··· Record list
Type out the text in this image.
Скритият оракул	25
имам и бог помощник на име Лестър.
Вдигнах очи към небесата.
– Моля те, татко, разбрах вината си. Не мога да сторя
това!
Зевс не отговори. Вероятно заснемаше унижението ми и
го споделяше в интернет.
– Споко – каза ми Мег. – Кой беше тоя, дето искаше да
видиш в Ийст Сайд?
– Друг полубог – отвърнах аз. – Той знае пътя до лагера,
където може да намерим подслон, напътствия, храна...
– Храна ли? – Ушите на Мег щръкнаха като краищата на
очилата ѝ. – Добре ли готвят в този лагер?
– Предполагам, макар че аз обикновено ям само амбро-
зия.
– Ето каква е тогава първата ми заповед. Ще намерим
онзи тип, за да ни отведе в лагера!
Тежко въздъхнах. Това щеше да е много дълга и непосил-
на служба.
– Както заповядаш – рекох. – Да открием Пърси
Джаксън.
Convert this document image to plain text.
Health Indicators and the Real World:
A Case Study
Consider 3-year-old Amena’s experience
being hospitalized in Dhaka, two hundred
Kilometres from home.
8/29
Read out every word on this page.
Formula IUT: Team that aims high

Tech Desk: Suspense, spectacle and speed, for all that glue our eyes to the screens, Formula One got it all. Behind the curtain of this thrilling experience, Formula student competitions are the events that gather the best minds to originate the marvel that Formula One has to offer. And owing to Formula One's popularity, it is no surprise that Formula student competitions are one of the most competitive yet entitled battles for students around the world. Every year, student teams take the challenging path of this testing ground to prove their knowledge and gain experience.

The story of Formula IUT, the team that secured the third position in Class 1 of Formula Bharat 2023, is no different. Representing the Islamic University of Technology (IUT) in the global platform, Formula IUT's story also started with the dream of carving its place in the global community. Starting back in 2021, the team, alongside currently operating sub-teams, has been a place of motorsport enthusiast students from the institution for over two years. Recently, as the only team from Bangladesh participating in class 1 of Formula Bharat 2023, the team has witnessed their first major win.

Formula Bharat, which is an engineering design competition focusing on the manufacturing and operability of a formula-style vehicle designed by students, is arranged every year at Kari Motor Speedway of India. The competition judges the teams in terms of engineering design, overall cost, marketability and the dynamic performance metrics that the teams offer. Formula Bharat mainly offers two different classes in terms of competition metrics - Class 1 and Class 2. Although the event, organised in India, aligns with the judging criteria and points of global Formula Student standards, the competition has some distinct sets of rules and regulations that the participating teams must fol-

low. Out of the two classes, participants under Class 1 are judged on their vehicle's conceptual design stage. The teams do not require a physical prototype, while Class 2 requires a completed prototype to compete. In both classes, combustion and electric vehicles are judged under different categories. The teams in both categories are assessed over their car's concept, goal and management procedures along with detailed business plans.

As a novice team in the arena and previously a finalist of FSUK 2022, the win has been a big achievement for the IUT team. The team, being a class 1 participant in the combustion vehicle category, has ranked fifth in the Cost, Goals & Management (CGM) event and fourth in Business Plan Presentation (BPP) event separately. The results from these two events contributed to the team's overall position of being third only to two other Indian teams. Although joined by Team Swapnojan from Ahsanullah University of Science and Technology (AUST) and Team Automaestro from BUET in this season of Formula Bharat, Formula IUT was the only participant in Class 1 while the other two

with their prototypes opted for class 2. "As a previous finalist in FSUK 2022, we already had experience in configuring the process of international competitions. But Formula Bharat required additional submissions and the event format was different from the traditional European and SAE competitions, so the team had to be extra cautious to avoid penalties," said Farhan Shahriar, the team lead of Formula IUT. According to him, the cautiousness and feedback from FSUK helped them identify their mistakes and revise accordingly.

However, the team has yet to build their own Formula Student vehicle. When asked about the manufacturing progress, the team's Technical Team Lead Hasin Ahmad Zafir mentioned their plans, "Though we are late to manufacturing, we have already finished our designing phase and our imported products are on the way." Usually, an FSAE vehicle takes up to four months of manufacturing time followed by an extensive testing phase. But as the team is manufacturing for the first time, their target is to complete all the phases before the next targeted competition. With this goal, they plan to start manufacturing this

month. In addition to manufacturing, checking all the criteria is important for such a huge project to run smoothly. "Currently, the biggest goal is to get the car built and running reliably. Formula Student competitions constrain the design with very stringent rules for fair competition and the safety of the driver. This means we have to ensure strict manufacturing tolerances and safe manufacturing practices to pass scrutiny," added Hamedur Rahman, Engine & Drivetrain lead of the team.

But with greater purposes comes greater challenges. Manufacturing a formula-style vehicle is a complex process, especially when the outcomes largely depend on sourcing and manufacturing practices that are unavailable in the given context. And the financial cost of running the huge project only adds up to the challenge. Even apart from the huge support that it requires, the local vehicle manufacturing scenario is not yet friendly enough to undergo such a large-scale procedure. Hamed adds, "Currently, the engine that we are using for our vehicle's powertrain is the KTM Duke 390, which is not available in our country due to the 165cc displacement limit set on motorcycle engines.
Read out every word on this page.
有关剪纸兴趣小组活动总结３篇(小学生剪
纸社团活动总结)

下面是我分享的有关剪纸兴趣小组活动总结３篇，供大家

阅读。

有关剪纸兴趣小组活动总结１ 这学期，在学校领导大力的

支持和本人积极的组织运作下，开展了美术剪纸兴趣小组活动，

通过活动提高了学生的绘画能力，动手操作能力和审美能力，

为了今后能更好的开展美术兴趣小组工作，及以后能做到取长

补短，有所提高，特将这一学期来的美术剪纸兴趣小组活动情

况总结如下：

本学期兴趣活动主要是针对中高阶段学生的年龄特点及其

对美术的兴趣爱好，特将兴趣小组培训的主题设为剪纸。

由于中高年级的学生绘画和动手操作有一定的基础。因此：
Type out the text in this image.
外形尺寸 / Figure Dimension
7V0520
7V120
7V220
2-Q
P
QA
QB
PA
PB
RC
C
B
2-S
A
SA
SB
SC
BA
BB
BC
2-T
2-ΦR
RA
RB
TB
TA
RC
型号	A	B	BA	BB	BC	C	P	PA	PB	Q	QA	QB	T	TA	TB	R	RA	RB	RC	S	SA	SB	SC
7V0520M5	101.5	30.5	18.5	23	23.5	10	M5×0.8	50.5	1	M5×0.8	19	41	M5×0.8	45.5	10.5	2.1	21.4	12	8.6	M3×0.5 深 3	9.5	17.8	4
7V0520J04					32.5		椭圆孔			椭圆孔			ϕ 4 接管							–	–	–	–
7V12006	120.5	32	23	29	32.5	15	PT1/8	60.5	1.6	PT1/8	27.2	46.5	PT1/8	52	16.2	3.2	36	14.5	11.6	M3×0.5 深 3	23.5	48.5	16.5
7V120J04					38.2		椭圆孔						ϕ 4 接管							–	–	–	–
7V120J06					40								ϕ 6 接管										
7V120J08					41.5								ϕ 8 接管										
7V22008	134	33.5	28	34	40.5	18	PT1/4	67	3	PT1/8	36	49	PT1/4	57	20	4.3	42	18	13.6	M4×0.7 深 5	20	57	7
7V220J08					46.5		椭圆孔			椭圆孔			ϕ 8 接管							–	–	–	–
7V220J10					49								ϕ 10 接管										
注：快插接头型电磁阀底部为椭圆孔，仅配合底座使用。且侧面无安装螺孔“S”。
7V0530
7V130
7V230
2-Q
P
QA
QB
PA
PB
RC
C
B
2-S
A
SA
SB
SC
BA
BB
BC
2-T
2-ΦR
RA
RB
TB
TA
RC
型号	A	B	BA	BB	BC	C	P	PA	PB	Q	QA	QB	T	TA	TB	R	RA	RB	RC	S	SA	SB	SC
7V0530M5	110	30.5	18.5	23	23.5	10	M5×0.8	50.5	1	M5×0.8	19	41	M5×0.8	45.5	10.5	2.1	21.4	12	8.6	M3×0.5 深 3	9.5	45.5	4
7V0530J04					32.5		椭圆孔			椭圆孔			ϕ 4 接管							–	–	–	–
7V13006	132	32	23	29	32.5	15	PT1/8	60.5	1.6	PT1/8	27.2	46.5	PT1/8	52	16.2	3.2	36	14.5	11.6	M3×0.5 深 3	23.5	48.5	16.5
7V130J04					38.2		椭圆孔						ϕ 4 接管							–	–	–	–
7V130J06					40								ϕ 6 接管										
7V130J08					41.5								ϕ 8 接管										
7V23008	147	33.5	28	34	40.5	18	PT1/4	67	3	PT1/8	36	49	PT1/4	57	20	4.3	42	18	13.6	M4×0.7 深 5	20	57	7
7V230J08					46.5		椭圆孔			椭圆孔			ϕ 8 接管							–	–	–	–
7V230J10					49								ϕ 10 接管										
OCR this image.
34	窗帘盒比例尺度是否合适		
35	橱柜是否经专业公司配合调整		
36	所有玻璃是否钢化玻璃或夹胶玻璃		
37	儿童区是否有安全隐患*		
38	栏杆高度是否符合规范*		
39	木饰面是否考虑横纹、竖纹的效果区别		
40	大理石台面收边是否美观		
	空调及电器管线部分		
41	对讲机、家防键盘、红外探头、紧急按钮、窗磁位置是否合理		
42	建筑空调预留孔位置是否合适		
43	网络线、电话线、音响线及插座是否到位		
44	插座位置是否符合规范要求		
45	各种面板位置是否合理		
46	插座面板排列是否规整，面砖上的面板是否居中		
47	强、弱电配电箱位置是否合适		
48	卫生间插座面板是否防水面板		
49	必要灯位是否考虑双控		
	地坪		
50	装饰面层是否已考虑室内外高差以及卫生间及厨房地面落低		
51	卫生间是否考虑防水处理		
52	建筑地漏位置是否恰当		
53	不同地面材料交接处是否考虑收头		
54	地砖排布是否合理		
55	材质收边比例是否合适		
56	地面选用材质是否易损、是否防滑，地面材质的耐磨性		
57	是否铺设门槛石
······
Set task
Set down, word for word, every line from the line that holds "OCR this image." to the end of the entries above, including both ends.

Reply to the exercise
OCR this image.
34	窗帘盒比例尺度是否合适		
35	橱柜是否经专业公司配合调整		
36	所有玻璃是否钢化玻璃或夹胶玻璃		
37	儿童区是否有安全隐患*		
38	栏杆高度是否符合规范*		
39	木饰面是否考虑横纹、竖纹的效果区别		
40	大理石台面收边是否美观		
	空调及电器管线部分		
41	对讲机、家防键盘、红外探头、紧急按钮、窗磁位置是否合理		
42	建筑空调预留孔位置是否合适		
43	网络线、电话线、音响线及插座是否到位		
44	插座位置是否符合规范要求		
45	各种面板位置是否合理		
46	插座面板排列是否规整，面砖上的面板是否居中		
47	强、弱电配电箱位置是否合适		
48	卫生间插座面板是否防水面板		
49	必要灯位是否考虑双控		
	地坪		
50	装饰面层是否已考虑室内外高差以及卫生间及厨房地面落低		
51	卫生间是否考虑防水处理		
52	建筑地漏位置是否恰当		
53	不同地面材料交接处是否考虑收头		
54	地砖排布是否合理		
55	材质收边比例是否合适		
56	地面选用材质是否易损、是否防滑，地面材质的耐磨性		
57	是否铺设门槛石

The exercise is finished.